> [What the task requires]: Retype the full set of records. Keep every character identical.

Recorded data

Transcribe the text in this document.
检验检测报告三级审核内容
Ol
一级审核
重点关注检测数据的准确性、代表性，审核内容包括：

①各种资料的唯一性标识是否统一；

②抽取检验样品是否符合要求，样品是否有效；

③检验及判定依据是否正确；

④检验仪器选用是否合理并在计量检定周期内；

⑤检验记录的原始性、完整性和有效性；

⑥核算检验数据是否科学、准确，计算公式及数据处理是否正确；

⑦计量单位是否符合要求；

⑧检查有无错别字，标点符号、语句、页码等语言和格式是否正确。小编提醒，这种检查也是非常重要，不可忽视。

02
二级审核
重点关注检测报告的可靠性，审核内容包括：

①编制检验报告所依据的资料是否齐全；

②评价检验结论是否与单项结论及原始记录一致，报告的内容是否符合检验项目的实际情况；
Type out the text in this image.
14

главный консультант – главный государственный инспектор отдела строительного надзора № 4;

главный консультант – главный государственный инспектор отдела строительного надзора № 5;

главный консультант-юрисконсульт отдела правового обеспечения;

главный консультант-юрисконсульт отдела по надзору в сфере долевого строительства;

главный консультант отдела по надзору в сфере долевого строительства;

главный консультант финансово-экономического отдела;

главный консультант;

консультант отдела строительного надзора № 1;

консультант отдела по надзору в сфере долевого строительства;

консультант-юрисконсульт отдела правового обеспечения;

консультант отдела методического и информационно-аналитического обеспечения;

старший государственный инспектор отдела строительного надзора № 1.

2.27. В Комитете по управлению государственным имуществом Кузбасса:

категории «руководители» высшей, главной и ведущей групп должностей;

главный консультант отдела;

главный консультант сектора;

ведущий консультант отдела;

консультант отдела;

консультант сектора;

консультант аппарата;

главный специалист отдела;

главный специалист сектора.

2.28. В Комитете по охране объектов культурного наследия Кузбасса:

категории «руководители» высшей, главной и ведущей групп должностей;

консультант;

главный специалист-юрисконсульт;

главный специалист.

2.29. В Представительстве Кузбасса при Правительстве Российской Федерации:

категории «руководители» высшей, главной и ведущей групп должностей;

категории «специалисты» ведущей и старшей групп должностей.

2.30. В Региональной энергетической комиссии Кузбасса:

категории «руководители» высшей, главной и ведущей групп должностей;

> [Final result]:
Transcribe the text in this document.
检验检测报告三级审核内容
Ol
一级审核
重点关注检测数据的准确性、代表性，审核内容包括：

①各种资料的唯一性标识是否统一；

②抽取检验样品是否符合要求，样品是否有效；

③检验及判定依据是否正确；

④检验仪器选用是否合理并在计量检定周期内；

⑤检验记录的原始性、完整性和有效性；

⑥核算检验数据是否科学、准确，计算公式及数据处理是否正确；

⑦计量单位是否符合要求；

⑧检查有无错别字，标点符号、语句、页码等语言和格式是否正确。小编提醒，这种检查也是非常重要，不可忽视。

02
二级审核
重点关注检测报告的可靠性，审核内容包括：

①编制检验报告所依据的资料是否齐全；

②评价检验结论是否与单项结论及原始记录一致，报告的内容是否符合检验项目的实际情况；
Type out the text in this image.
14

главный консультант – главный государственный инспектор отдела строительного надзора № 4;

главный консультант – главный государственный инспектор отдела строительного надзора № 5;

главный консультант-юрисконсульт отдела правового обеспечения;

главный консультант-юрисконсульт отдела по надзору в сфере долевого строительства;

главный консультант отдела по надзору в сфере долевого строительства;

главный консультант финансово-экономического отдела;

главный консультант;

консультант отдела строительного надзора № 1;

консультант отдела по надзору в сфере долевого строительства;

консультант-юрисконсульт отдела правового обеспечения;

консультант отдела методического и информационно-аналитического обеспечения;

старший государственный инспектор отдела строительного надзора № 1.

2.27. В Комитете по управлению государственным имуществом Кузбасса:

категории «руководители» высшей, главной и ведущей групп должностей;

главный консультант отдела;

главный консультант сектора;

ведущий консультант отдела;

консультант отдела;

консультант сектора;

консультант аппарата;

главный специалист отдела;

главный специалист сектора.

2.28. В Комитете по охране объектов культурного наследия Кузбасса:

категории «руководители» высшей, главной и ведущей групп должностей;

консультант;

главный специалист-юрисконсульт;

главный специалист.

2.29. В Представительстве Кузбасса при Правительстве Российской Федерации:

категории «руководители» высшей, главной и ведущей групп должностей;

категории «специалисты» ведущей и старшей групп должностей.

2.30. В Региональной энергетической комиссии Кузбасса:

категории «руководители» высшей, главной и ведущей групп должностей;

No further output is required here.